TASK REQUIREMENTS
Word for word, copy all the data and drop the pictures.

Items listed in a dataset
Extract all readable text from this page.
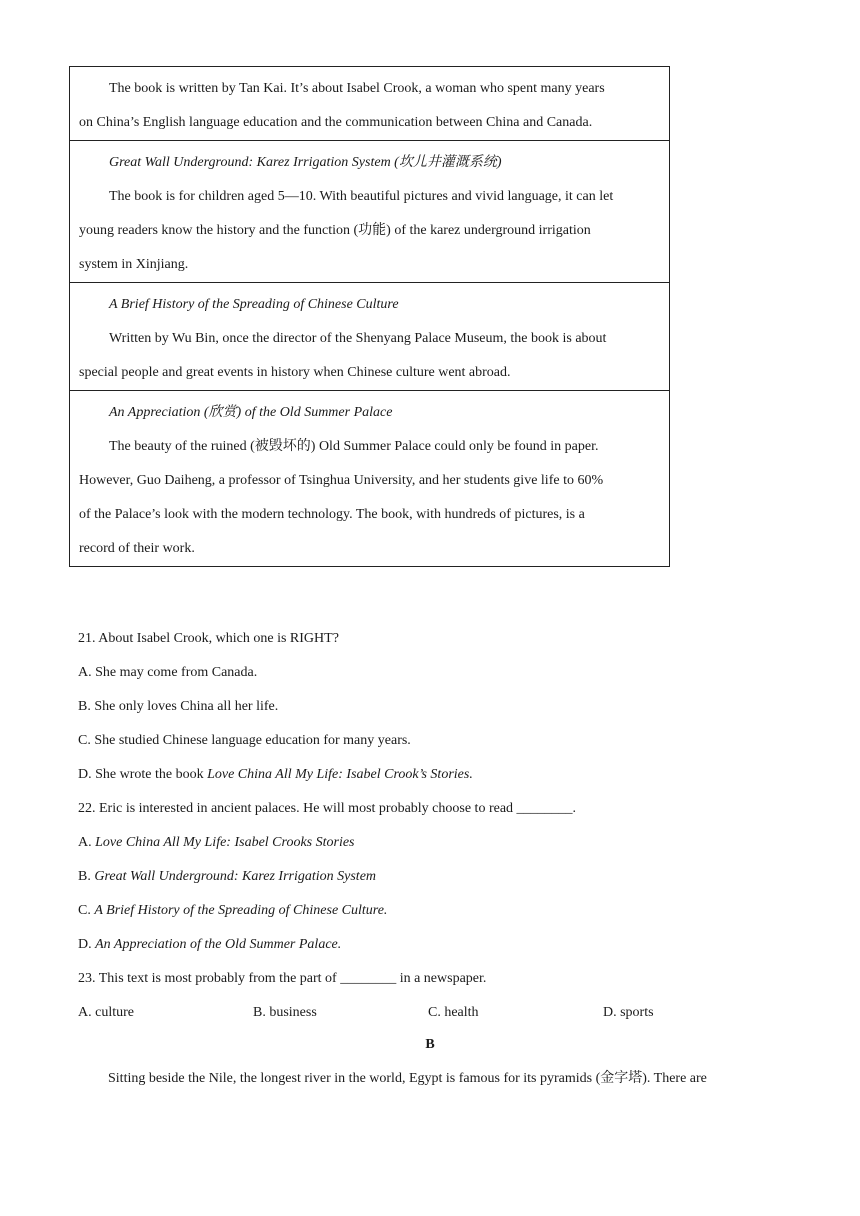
The book is written by Tan Kai. It’s about Isabel Crook, a woman who spent many years
on China’s English language education and the communication between China and Canada.
Great Wall Underground: Karez Irrigation System (坎儿井灌溉系统)
The book is for children aged 5—10. With beautiful pictures and vivid language, it can let
young readers know the history and the function (功能) of the karez underground irrigation
system in Xinjiang.
A Brief History of the Spreading of Chinese Culture
Written by Wu Bin, once the director of the Shenyang Palace Museum, the book is about
special people and great events in history when Chinese culture went abroad.
An Appreciation (欣赏) of the Old Summer Palace
The beauty of the ruined (被毁坏的) Old Summer Palace could only be found in paper.
However, Guo Daiheng, a professor of Tsinghua University, and her students give life to 60%
of the Palace’s look with the modern technology. The book, with hundreds of pictures, is a
record of their work.
21. About Isabel Crook, which one is RIGHT?
A. She may come from Canada.
B. She only loves China all her life.
C. She studied Chinese language education for many years.
D. She wrote the book Love China All My Life: Isabel Crook’s Stories.
22. Eric is interested in ancient palaces. He will most probably choose to read ________.
A. Love China All My Life: Isabel Crooks Stories
B. Great Wall Underground: Karez Irrigation System
C. A Brief History of the Spreading of Chinese Culture.
D. An Appreciation of the Old Summer Palace.
23. This text is most probably from the part of ________ in a newspaper.
A. culture	B. business	C. health	D. sports
B
Sitting beside the Nile, the longest river in the world, Egypt is famous for its pyramids (金字塔). There are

RESPONSE FOR THIS EXERCISE
Extract all readable text from this page.
The book is written by Tan Kai. It’s about Isabel Crook, a woman who spent many years
on China’s English language education and the communication between China and Canada.
Great Wall Underground: Karez Irrigation System (坎儿井灌溉系统)
The book is for children aged 5—10. With beautiful pictures and vivid language, it can let
young readers know the history and the function (功能) of the karez underground irrigation
system in Xinjiang.
A Brief History of the Spreading of Chinese Culture
Written by Wu Bin, once the director of the Shenyang Palace Museum, the book is about
special people and great events in history when Chinese culture went abroad.
An Appreciation (欣赏) of the Old Summer Palace
The beauty of the ruined (被毁坏的) Old Summer Palace could only be found in paper.
However, Guo Daiheng, a professor of Tsinghua University, and her students give life to 60%
of the Palace’s look with the modern technology. The book, with hundreds of pictures, is a
record of their work.
21. About Isabel Crook, which one is RIGHT?
A. She may come from Canada.
B. She only loves China all her life.
C. She studied Chinese language education for many years.
D. She wrote the book Love China All My Life: Isabel Crook’s Stories.
22. Eric is interested in ancient palaces. He will most probably choose to read ________.
A. Love China All My Life: Isabel Crooks Stories
B. Great Wall Underground: Karez Irrigation System
C. A Brief History of the Spreading of Chinese Culture.
D. An Appreciation of the Old Summer Palace.
23. This text is most probably from the part of ________ in a newspaper.
A. culture	B. business	C. health	D. sports
B
Sitting beside the Nile, the longest river in the world, Egypt is famous for its pyramids (金字塔). There are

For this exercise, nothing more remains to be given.